-- Begin DATASET CONTENT --
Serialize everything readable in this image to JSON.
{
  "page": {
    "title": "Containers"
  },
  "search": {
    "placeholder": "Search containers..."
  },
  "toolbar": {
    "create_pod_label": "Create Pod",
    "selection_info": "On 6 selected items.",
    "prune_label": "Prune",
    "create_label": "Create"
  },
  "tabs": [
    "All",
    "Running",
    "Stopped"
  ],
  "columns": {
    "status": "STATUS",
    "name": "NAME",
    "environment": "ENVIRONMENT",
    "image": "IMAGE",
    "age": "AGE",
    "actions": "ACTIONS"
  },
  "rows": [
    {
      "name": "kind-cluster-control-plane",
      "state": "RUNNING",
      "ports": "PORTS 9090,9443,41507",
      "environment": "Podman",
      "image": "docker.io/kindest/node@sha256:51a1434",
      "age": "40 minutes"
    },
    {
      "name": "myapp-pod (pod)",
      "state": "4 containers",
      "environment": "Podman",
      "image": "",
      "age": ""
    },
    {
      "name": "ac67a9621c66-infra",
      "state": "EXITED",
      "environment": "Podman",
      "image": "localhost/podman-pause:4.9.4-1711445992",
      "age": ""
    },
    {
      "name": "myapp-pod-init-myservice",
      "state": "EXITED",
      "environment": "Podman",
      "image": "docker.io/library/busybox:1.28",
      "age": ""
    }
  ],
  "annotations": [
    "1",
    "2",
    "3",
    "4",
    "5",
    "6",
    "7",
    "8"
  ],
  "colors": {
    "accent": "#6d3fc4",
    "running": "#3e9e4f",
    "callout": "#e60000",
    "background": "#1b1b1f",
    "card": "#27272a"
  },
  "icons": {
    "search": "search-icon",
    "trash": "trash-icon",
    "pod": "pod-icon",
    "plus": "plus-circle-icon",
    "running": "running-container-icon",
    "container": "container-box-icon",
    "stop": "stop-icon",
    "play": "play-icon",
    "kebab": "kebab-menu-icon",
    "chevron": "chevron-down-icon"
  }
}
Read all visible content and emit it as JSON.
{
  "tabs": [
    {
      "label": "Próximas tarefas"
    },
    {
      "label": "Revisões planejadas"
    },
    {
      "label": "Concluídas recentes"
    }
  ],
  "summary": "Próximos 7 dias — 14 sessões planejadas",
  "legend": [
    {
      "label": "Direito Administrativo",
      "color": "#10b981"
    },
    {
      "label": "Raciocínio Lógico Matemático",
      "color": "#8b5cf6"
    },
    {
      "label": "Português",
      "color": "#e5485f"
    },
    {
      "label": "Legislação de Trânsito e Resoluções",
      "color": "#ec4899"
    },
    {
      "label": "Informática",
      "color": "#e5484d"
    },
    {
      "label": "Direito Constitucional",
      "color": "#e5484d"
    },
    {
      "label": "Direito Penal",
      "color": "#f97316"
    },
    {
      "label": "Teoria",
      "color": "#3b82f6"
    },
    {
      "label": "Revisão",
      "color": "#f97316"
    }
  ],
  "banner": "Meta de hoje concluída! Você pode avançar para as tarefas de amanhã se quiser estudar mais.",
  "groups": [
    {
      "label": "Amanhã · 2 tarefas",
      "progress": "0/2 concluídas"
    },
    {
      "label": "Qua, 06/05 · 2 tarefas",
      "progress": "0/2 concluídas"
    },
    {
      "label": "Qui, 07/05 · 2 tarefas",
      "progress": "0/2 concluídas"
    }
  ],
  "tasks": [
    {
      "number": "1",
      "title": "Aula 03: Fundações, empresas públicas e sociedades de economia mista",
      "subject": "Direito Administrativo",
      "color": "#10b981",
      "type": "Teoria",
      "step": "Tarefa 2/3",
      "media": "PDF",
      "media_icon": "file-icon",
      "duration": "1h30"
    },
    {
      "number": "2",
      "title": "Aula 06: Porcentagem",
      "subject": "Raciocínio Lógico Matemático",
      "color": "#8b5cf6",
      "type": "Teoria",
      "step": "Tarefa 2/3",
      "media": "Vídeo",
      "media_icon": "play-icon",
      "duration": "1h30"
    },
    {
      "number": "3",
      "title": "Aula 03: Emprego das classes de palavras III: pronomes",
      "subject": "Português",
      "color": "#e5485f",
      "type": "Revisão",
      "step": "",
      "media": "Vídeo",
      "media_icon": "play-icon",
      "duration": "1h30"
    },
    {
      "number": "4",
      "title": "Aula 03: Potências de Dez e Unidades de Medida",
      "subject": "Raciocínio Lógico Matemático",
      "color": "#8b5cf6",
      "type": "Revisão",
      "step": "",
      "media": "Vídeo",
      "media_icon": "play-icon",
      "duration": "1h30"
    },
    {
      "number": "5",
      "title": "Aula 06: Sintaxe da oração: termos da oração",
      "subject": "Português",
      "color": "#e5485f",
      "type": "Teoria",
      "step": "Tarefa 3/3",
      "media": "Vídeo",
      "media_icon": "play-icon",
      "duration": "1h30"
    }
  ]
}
-- End DATASET CONTENT --
**EXERCISE DETAILS**
Reproduce the listing above word for word.

**FULL RESPONSE**
Serialize everything readable in this image to JSON.
{
  "page": {
    "title": "Containers"
  },
  "search": {
    "placeholder": "Search containers..."
  },
  "toolbar": {
    "create_pod_label": "Create Pod",
    "selection_info": "On 6 selected items.",
    "prune_label": "Prune",
    "create_label": "Create"
  },
  "tabs": [
    "All",
    "Running",
    "Stopped"
  ],
  "columns": {
    "status": "STATUS",
    "name": "NAME",
    "environment": "ENVIRONMENT",
    "image": "IMAGE",
    "age": "AGE",
    "actions": "ACTIONS"
  },
  "rows": [
    {
      "name": "kind-cluster-control-plane",
      "state": "RUNNING",
      "ports": "PORTS 9090,9443,41507",
      "environment": "Podman",
      "image": "docker.io/kindest/node@sha256:51a1434",
      "age": "40 minutes"
    },
    {
      "name": "myapp-pod (pod)",
      "state": "4 containers",
      "environment": "Podman",
      "image": "",
      "age": ""
    },
    {
      "name": "ac67a9621c66-infra",
      "state": "EXITED",
      "environment": "Podman",
      "image": "localhost/podman-pause:4.9.4-1711445992",
      "age": ""
    },
    {
      "name": "myapp-pod-init-myservice",
      "state": "EXITED",
      "environment": "Podman",
      "image": "docker.io/library/busybox:1.28",
      "age": ""
    }
  ],
  "annotations": [
    "1",
    "2",
    "3",
    "4",
    "5",
    "6",
    "7",
    "8"
  ],
  "colors": {
    "accent": "#6d3fc4",
    "running": "#3e9e4f",
    "callout": "#e60000",
    "background": "#1b1b1f",
    "card": "#27272a"
  },
  "icons": {
    "search": "search-icon",
    "trash": "trash-icon",
    "pod": "pod-icon",
    "plus": "plus-circle-icon",
    "running": "running-container-icon",
    "container": "container-box-icon",
    "stop": "stop-icon",
    "play": "play-icon",
    "kebab": "kebab-menu-icon",
    "chevron": "chevron-down-icon"
  }
}
Read all visible content and emit it as JSON.
{
  "tabs": [
    {
      "label": "Próximas tarefas"
    },
    {
      "label": "Revisões planejadas"
    },
    {
      "label": "Concluídas recentes"
    }
  ],
  "summary": "Próximos 7 dias — 14 sessões planejadas",
  "legend": [
    {
      "label": "Direito Administrativo",
      "color": "#10b981"
    },
    {
      "label": "Raciocínio Lógico Matemático",
      "color": "#8b5cf6"
    },
    {
      "label": "Português",
      "color": "#e5485f"
    },
    {
      "label": "Legislação de Trânsito e Resoluções",
      "color": "#ec4899"
    },
    {
      "label": "Informática",
      "color": "#e5484d"
    },
    {
      "label": "Direito Constitucional",
      "color": "#e5484d"
    },
    {
      "label": "Direito Penal",
      "color": "#f97316"
    },
    {
      "label": "Teoria",
      "color": "#3b82f6"
    },
    {
      "label": "Revisão",
      "color": "#f97316"
    }
  ],
  "banner": "Meta de hoje concluída! Você pode avançar para as tarefas de amanhã se quiser estudar mais.",
  "groups": [
    {
      "label": "Amanhã · 2 tarefas",
      "progress": "0/2 concluídas"
    },
    {
      "label": "Qua, 06/05 · 2 tarefas",
      "progress": "0/2 concluídas"
    },
    {
      "label": "Qui, 07/05 · 2 tarefas",
      "progress": "0/2 concluídas"
    }
  ],
  "tasks": [
    {
      "number": "1",
      "title": "Aula 03: Fundações, empresas públicas e sociedades de economia mista",
      "subject": "Direito Administrativo",
      "color": "#10b981",
      "type": "Teoria",
      "step": "Tarefa 2/3",
      "media": "PDF",
      "media_icon": "file-icon",
      "duration": "1h30"
    },
    {
      "number": "2",
      "title": "Aula 06: Porcentagem",
      "subject": "Raciocínio Lógico Matemático",
      "color": "#8b5cf6",
      "type": "Teoria",
      "step": "Tarefa 2/3",
      "media": "Vídeo",
      "media_icon": "play-icon",
      "duration": "1h30"
    },
    {
      "number": "3",
      "title": "Aula 03: Emprego das classes de palavras III: pronomes",
      "subject": "Português",
      "color": "#e5485f",
      "type": "Revisão",
      "step": "",
      "media": "Vídeo",
      "media_icon": "play-icon",
      "duration": "1h30"
    },
    {
      "number": "4",
      "title": "Aula 03: Potências de Dez e Unidades de Medida",
      "subject": "Raciocínio Lógico Matemático",
      "color": "#8b5cf6",
      "type": "Revisão",
      "step": "",
      "media": "Vídeo",
      "media_icon": "play-icon",
      "duration": "1h30"
    },
    {
      "number": "5",
      "title": "Aula 06: Sintaxe da oração: termos da oração",
      "subject": "Português",
      "color": "#e5485f",
      "type": "Teoria",
      "step": "Tarefa 3/3",
      "media": "Vídeo",
      "media_icon": "play-icon",
      "duration": "1h30"
    }
  ]
}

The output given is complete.